*STATED GOAL*
Copy whichever lines contain the string "JSON".
[BEGIN WORKING DATA]
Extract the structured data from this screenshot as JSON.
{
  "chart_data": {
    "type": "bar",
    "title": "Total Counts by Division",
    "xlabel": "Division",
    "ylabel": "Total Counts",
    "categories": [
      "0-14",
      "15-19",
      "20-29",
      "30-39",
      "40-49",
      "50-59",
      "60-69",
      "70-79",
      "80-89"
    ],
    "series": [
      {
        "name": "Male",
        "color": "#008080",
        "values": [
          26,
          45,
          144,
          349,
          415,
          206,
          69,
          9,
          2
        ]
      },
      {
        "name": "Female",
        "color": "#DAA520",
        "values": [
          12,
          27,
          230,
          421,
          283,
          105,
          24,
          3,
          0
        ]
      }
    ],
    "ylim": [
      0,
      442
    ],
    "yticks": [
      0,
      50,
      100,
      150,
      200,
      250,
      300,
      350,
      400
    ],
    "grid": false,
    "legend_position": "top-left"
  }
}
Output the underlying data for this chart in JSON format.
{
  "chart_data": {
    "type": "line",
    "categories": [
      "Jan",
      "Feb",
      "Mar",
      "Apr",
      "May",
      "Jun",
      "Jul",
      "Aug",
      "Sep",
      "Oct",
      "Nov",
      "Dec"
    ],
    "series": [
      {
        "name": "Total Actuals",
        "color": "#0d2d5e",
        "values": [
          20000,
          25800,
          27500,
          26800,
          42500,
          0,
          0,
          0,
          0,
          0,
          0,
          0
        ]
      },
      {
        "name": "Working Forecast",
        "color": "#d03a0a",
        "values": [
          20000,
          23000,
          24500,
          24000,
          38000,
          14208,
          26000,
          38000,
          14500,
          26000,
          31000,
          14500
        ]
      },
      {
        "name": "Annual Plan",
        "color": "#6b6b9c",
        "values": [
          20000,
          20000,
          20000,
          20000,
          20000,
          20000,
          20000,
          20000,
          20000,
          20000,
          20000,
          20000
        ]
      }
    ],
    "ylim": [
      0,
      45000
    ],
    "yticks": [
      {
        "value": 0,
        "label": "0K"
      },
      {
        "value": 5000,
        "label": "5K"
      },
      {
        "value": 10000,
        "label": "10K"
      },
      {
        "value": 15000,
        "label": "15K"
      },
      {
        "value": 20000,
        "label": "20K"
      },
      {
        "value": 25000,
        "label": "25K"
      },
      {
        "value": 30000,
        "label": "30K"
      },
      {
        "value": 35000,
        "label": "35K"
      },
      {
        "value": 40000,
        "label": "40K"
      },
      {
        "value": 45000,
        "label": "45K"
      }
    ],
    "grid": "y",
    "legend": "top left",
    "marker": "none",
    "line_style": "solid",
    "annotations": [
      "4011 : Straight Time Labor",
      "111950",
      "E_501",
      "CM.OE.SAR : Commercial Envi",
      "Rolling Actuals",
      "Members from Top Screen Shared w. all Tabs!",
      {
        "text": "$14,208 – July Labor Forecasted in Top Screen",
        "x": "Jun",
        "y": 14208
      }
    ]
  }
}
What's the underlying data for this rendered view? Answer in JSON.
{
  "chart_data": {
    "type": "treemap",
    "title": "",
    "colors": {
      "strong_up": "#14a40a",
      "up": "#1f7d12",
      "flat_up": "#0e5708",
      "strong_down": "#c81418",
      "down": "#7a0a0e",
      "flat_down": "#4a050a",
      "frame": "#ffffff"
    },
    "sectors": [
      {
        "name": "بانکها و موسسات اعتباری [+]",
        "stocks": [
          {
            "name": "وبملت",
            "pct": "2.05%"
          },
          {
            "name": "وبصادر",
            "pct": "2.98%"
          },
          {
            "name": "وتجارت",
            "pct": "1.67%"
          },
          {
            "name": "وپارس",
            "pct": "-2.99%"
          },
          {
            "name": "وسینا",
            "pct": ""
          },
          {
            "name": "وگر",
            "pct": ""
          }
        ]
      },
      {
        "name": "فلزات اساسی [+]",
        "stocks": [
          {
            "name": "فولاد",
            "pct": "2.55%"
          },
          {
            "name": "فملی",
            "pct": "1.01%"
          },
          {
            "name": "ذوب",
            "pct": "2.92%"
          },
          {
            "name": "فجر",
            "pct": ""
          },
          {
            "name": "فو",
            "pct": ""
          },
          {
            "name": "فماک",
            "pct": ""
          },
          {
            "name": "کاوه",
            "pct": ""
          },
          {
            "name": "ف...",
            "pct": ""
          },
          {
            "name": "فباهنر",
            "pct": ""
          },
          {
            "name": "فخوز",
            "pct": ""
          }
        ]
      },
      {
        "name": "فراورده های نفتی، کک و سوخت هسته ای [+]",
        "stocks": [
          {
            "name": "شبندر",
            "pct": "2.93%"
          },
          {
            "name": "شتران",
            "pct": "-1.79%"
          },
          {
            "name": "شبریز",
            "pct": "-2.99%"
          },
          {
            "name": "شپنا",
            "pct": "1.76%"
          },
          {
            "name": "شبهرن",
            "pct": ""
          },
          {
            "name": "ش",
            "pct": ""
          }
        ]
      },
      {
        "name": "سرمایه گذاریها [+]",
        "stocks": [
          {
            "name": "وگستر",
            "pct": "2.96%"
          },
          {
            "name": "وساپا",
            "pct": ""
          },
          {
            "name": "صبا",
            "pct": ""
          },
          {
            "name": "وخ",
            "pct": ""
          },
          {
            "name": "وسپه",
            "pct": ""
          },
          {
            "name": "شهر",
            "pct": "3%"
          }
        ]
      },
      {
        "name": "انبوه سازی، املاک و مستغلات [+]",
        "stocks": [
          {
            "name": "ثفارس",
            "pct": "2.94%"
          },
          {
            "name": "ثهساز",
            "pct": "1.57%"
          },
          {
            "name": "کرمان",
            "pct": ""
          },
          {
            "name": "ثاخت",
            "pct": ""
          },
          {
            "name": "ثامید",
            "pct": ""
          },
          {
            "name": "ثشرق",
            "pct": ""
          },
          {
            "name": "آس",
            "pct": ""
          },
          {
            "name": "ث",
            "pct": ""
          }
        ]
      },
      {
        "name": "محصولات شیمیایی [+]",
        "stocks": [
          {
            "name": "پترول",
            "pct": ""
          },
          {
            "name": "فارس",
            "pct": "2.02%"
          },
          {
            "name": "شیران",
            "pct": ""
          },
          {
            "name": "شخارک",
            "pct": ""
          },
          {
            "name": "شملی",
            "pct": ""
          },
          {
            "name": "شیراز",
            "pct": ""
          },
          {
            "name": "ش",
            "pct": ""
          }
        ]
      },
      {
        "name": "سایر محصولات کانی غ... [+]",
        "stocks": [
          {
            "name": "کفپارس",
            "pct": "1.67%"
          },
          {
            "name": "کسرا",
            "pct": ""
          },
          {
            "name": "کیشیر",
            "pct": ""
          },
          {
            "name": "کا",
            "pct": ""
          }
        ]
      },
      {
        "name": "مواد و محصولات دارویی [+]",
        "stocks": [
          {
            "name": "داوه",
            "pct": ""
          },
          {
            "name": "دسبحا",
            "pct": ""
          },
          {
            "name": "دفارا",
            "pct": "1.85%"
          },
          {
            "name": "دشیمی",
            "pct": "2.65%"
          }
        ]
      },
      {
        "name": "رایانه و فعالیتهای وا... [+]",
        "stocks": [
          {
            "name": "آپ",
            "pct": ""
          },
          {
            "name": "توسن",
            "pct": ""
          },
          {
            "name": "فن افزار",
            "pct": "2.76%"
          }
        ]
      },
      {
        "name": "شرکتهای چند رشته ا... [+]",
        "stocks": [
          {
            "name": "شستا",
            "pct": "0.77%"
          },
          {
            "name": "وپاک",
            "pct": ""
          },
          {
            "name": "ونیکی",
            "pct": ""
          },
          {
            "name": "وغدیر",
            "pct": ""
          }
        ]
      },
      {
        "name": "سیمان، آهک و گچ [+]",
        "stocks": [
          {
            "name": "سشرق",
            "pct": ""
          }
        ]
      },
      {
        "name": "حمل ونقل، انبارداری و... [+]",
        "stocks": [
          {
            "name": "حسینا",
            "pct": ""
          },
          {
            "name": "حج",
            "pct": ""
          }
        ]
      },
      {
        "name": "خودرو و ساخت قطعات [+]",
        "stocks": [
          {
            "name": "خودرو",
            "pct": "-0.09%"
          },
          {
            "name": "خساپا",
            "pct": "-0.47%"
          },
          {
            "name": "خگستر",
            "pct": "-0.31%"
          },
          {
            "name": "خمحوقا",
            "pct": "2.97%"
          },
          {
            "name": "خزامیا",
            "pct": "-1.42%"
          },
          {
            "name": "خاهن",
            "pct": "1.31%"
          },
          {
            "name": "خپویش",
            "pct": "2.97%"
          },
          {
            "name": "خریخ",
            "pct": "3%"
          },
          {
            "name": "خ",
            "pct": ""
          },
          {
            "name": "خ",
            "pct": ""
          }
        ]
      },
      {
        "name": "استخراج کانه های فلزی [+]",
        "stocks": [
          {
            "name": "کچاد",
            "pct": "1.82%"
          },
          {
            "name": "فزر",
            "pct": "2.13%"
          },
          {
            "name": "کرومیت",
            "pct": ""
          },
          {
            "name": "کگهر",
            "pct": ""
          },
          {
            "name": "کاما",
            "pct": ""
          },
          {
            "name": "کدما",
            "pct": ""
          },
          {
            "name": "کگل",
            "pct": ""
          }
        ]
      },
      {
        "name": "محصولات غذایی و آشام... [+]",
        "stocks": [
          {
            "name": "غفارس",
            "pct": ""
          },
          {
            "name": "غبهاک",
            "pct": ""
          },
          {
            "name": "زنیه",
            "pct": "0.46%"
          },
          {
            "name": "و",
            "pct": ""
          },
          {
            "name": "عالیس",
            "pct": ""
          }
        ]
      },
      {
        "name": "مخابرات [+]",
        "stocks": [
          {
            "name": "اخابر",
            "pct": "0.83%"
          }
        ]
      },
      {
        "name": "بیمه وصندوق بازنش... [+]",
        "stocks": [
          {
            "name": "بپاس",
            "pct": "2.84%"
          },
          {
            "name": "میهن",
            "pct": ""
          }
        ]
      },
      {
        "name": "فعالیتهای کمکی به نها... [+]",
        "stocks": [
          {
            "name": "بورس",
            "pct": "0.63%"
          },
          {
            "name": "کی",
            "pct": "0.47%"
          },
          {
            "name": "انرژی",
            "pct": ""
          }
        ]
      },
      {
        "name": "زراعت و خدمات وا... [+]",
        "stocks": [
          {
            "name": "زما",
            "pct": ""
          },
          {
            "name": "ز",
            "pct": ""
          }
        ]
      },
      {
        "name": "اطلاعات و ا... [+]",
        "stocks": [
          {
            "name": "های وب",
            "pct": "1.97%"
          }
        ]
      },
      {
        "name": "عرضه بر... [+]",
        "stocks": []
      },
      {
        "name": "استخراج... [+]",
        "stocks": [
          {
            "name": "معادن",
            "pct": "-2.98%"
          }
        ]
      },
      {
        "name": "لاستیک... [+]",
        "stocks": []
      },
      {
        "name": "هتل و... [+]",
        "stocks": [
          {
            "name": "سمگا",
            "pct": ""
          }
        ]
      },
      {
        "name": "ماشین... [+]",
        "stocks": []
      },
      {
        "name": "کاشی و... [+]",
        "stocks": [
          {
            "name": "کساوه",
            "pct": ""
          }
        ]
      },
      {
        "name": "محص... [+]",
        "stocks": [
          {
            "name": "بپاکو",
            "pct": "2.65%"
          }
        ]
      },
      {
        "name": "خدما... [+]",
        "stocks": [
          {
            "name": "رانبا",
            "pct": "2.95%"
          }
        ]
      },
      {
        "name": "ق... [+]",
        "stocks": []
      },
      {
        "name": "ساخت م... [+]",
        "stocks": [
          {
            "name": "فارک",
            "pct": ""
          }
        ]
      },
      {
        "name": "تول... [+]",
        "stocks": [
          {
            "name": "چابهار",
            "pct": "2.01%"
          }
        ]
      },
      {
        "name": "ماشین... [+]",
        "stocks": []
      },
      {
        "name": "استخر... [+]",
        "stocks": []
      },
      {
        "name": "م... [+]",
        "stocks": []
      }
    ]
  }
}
[END WORKING DATA]
*FINAL RESULT*
Extract the structured data from this screenshot as JSON.
Output the underlying data for this chart in JSON format.
What's the underlying data for this rendered view? Answer in JSON.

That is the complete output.